(Dataset items)

— START —

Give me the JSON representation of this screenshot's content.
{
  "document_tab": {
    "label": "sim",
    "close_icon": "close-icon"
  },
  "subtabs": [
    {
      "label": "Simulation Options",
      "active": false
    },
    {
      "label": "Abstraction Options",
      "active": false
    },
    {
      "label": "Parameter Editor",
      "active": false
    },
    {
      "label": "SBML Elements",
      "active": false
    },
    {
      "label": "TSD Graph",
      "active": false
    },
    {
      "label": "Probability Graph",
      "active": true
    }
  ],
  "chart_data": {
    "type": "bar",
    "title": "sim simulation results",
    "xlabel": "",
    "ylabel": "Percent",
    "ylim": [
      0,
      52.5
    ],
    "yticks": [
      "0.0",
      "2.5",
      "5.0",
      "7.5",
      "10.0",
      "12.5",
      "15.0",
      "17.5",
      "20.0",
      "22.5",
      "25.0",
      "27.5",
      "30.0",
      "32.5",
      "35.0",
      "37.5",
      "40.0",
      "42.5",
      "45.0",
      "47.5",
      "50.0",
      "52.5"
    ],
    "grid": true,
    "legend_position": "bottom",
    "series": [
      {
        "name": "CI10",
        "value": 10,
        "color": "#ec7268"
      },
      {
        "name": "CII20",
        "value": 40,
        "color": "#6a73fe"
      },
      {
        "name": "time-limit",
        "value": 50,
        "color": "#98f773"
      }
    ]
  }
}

— END —

## TASK OBJECTIVE
Copy out every line where the word "name" occurs.

## FULL OUTPUT
        "name": "CI10",
        "name": "CII20",
        "name": "time-limit",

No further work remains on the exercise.